=== REQUIREMENT ===
Which lines contain the string "Maintenance"? Please list every one of them.

====

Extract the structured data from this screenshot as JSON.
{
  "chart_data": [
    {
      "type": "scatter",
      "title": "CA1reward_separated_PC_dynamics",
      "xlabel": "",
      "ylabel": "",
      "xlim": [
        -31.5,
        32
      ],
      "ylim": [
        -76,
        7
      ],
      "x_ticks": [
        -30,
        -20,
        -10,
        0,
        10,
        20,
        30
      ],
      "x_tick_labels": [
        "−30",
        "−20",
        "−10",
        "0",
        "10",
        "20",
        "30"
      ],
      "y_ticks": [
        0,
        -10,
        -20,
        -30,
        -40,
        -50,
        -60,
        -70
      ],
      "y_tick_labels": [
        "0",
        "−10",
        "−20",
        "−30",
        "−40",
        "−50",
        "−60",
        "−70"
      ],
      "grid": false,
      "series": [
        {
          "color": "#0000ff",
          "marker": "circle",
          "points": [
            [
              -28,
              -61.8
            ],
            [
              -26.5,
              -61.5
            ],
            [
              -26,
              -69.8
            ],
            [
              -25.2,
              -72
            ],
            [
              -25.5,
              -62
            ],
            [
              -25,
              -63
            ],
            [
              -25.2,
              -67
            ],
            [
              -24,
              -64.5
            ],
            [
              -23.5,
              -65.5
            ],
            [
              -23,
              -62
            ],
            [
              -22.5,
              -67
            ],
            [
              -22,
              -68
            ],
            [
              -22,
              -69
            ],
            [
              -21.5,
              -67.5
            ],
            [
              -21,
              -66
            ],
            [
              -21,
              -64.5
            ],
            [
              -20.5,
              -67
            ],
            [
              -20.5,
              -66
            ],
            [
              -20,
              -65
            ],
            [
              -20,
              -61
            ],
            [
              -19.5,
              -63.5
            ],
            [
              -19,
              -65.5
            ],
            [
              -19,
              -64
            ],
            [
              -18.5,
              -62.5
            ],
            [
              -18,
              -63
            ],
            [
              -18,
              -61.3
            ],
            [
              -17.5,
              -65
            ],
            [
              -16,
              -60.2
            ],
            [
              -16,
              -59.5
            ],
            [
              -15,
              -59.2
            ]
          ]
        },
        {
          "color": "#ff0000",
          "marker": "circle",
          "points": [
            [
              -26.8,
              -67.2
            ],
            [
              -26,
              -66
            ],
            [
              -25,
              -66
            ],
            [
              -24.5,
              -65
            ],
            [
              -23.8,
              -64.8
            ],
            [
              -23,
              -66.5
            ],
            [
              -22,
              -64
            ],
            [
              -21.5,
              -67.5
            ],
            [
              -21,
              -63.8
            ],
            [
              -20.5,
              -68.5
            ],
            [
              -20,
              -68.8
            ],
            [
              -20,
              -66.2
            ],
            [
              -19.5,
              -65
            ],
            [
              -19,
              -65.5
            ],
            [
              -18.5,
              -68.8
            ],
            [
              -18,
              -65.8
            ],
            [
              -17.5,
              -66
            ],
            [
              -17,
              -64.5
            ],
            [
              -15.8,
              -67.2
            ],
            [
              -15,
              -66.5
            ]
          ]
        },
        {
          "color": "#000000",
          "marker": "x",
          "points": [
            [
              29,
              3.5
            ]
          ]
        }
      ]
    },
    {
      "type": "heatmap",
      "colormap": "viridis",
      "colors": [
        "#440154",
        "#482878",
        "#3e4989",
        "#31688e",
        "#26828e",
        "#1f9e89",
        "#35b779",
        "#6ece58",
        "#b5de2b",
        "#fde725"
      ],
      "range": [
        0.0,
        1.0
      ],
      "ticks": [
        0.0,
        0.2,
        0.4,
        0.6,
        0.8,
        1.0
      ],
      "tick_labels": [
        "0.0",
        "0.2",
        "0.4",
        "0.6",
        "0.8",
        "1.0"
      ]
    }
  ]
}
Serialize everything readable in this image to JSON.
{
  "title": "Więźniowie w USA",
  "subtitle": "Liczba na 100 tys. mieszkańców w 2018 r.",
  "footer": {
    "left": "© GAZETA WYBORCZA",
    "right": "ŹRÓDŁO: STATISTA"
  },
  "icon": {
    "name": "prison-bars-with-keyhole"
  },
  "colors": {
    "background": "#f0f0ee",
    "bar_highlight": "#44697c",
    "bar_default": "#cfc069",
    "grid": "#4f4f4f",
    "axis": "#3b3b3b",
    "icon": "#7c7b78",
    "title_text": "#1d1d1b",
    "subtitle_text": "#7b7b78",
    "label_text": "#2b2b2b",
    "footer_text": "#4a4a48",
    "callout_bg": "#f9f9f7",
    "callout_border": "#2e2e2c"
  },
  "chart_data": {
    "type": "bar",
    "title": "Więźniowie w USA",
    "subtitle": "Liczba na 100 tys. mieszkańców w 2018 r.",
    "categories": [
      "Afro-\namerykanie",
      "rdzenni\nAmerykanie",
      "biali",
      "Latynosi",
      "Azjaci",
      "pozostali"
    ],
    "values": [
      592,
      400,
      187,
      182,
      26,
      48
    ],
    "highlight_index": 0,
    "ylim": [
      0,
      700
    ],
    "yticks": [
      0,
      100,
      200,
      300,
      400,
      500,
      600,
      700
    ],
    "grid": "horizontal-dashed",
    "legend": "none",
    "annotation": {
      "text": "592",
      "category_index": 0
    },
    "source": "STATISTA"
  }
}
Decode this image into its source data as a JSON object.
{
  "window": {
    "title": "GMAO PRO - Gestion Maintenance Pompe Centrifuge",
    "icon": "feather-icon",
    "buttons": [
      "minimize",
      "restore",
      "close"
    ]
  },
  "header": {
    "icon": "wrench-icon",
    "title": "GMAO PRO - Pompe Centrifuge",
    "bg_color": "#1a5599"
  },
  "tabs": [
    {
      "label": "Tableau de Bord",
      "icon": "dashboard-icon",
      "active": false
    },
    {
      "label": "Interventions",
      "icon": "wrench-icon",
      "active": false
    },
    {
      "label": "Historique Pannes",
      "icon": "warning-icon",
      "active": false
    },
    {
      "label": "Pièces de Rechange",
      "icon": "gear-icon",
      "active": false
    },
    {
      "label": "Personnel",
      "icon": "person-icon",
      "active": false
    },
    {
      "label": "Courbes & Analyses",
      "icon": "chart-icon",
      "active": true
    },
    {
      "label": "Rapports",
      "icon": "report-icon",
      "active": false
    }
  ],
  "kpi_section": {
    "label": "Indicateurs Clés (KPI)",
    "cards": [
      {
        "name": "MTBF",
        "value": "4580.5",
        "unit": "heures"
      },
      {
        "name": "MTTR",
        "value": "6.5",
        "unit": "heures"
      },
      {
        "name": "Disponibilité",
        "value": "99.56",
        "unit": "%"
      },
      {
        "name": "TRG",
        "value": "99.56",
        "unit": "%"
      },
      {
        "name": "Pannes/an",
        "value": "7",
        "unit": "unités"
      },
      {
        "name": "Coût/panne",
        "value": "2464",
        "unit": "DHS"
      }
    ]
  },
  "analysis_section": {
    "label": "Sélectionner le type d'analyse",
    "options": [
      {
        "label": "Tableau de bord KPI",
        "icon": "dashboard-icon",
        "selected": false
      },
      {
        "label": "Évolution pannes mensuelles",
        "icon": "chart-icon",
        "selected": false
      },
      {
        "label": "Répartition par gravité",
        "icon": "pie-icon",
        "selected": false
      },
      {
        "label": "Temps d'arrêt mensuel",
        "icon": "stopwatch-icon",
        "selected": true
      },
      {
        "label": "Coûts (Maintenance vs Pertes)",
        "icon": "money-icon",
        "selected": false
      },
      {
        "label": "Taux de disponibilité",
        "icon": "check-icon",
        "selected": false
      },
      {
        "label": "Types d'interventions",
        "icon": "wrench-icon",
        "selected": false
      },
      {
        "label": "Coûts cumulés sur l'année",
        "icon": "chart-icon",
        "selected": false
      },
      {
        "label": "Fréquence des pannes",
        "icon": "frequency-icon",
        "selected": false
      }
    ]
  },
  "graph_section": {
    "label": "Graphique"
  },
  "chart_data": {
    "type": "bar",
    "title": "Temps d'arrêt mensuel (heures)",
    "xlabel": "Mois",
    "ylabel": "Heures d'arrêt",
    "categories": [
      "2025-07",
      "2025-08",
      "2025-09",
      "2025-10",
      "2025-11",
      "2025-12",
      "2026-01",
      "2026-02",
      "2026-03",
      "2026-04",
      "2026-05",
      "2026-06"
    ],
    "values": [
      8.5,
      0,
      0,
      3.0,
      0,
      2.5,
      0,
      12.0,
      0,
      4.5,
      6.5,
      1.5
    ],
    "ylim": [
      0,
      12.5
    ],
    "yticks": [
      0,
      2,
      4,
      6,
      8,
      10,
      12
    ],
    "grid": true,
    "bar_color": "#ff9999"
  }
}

====

=== TASK RESPONSE ===
    "title": "GMAO PRO - Gestion Maintenance Pompe Centrifuge",
        "label": "Coûts (Maintenance vs Pertes)",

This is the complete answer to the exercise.